**What the exercise asks:**
Transcribe the records below exactly as they appear, omitting any pictures.
━━ Data rows ━━
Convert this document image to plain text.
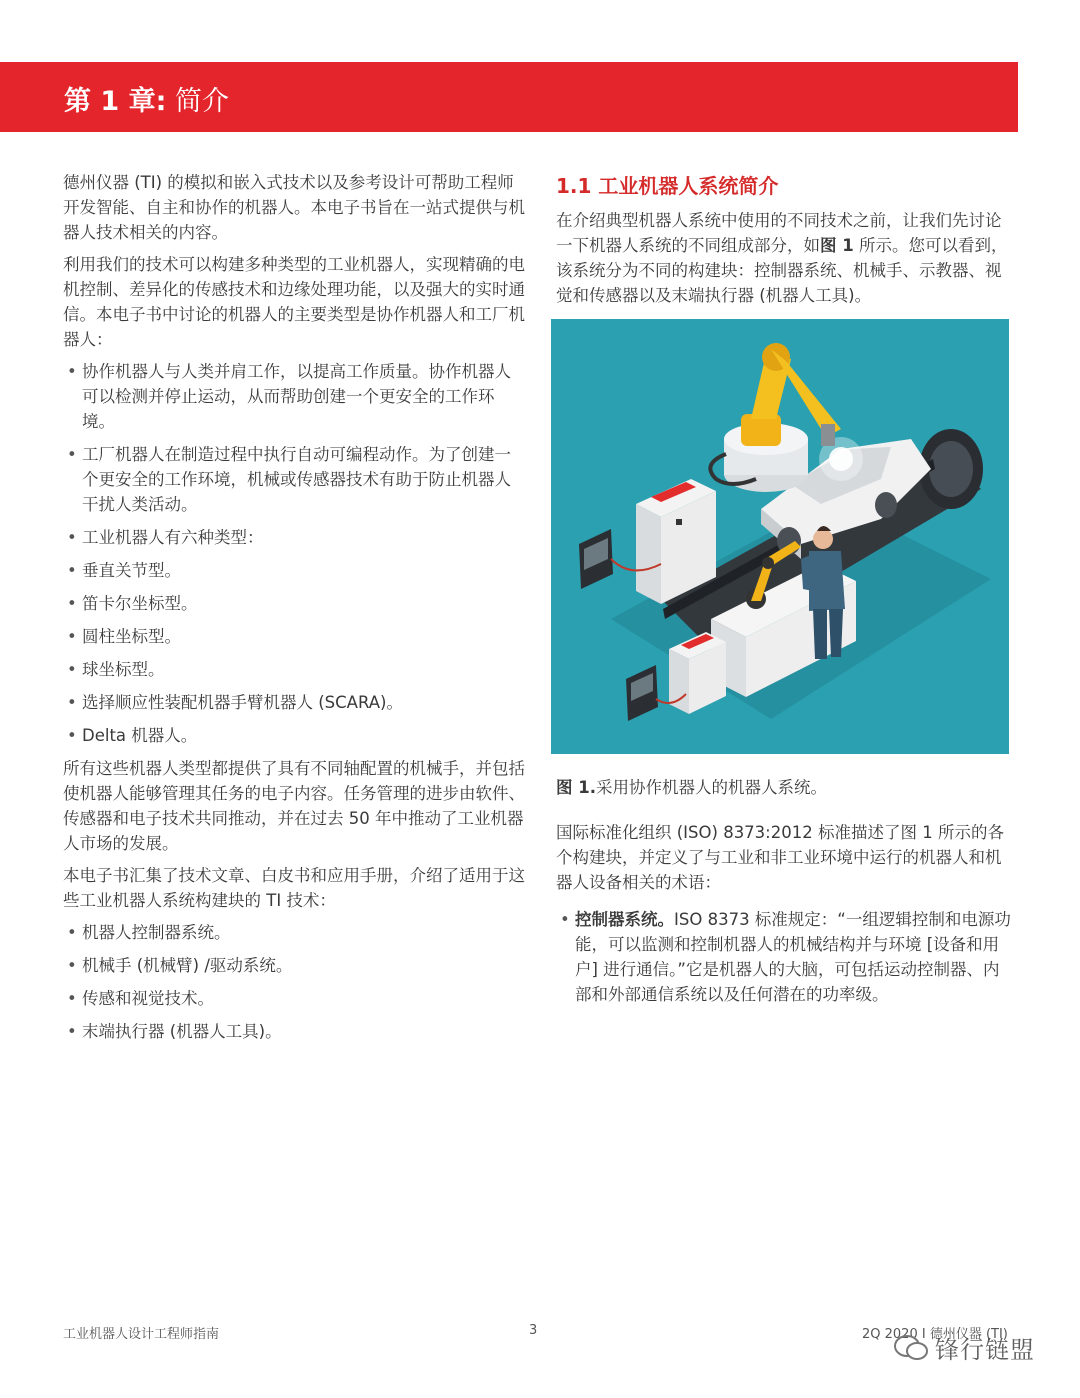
第 1 章: 简介

德州仪器 (TI) 的模拟和嵌入式技术以及参考设计可帮助工程师开发智能、自主和协作的机器人。本电子书旨在一站式提供与机器人技术相关的内容。

利用我们的技术可以构建多种类型的工业机器人，实现精确的电机控制、差异化的传感技术和边缘处理功能，以及强大的实时通信。本电子书中讨论的机器人的主要类型是协作机器人和工厂机器人：

• 协作机器人与人类并肩工作，以提高工作质量。协作机器人可以检测并停止运动，从而帮助创建一个更安全的工作环境。
• 工厂机器人在制造过程中执行自动可编程动作。为了创建一个更安全的工作环境，机械或传感器技术有助于防止机器人干扰人类活动。
• 工业机器人有六种类型：
• 垂直关节型。
• 笛卡尔坐标型。
• 圆柱坐标型。
• 球坐标型。
• 选择顺应性装配机器手臂机器人 (SCARA)。
• Delta 机器人。

所有这些机器人类型都提供了具有不同轴配置的机械手，并包括使机器人能够管理其任务的电子内容。任务管理的进步由软件、传感器和电子技术共同推动，并在过去 50 年中推动了工业机器人市场的发展。

本电子书汇集了技术文章、白皮书和应用手册，介绍了适用于这些工业机器人系统构建块的 TI 技术：

• 机器人控制器系统。
• 机械手 (机械臂) /驱动系统。
• 传感和视觉技术。
• 末端执行器 (机器人工具)。
1.1 工业机器人系统简介

在介绍典型机器人系统中使用的不同技术之前，让我们先讨论一下机器人系统的不同组成部分，如图 1 所示。您可以看到，该系统分为不同的构建块：控制器系统、机械手、示教器、视觉和传感器以及末端执行器 (机器人工具)。

图 1.采用协作机器人的机器人系统。

国际标准化组织 (ISO) 8373:2012 标准描述了图 1 所示的各个构建块，并定义了与工业和非工业环境中运行的机器人和机器人设备相关的术语：

• 控制器系统。ISO 8373 标准规定：“一组逻辑控制和电源功能，可以监测和控制机器人的机械结构并与环境 [设备和用户] 进行通信。”它是机器人的大脑，可包括运动控制器、内部和外部通信系统以及任何潜在的功率级。
工业机器人设计工程师指南	3	2Q 2020 I 德州仪器 (TI)
锋行链盟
━━━
**Final answer:**
Convert this document image to plain text.
第 1 章: 简介

德州仪器 (TI) 的模拟和嵌入式技术以及参考设计可帮助工程师开发智能、自主和协作的机器人。本电子书旨在一站式提供与机器人技术相关的内容。

利用我们的技术可以构建多种类型的工业机器人，实现精确的电机控制、差异化的传感技术和边缘处理功能，以及强大的实时通信。本电子书中讨论的机器人的主要类型是协作机器人和工厂机器人：

• 协作机器人与人类并肩工作，以提高工作质量。协作机器人可以检测并停止运动，从而帮助创建一个更安全的工作环境。
• 工厂机器人在制造过程中执行自动可编程动作。为了创建一个更安全的工作环境，机械或传感器技术有助于防止机器人干扰人类活动。
• 工业机器人有六种类型：
• 垂直关节型。
• 笛卡尔坐标型。
• 圆柱坐标型。
• 球坐标型。
• 选择顺应性装配机器手臂机器人 (SCARA)。
• Delta 机器人。

所有这些机器人类型都提供了具有不同轴配置的机械手，并包括使机器人能够管理其任务的电子内容。任务管理的进步由软件、传感器和电子技术共同推动，并在过去 50 年中推动了工业机器人市场的发展。

本电子书汇集了技术文章、白皮书和应用手册，介绍了适用于这些工业机器人系统构建块的 TI 技术：

• 机器人控制器系统。
• 机械手 (机械臂) /驱动系统。
• 传感和视觉技术。
• 末端执行器 (机器人工具)。
1.1 工业机器人系统简介

在介绍典型机器人系统中使用的不同技术之前，让我们先讨论一下机器人系统的不同组成部分，如图 1 所示。您可以看到，该系统分为不同的构建块：控制器系统、机械手、示教器、视觉和传感器以及末端执行器 (机器人工具)。

图 1.采用协作机器人的机器人系统。

国际标准化组织 (ISO) 8373:2012 标准描述了图 1 所示的各个构建块，并定义了与工业和非工业环境中运行的机器人和机器人设备相关的术语：

• 控制器系统。ISO 8373 标准规定：“一组逻辑控制和电源功能，可以监测和控制机器人的机械结构并与环境 [设备和用户] 进行通信。”它是机器人的大脑，可包括运动控制器、内部和外部通信系统以及任何潜在的功率级。
工业机器人设计工程师指南	3	2Q 2020 I 德州仪器 (TI)
锋行链盟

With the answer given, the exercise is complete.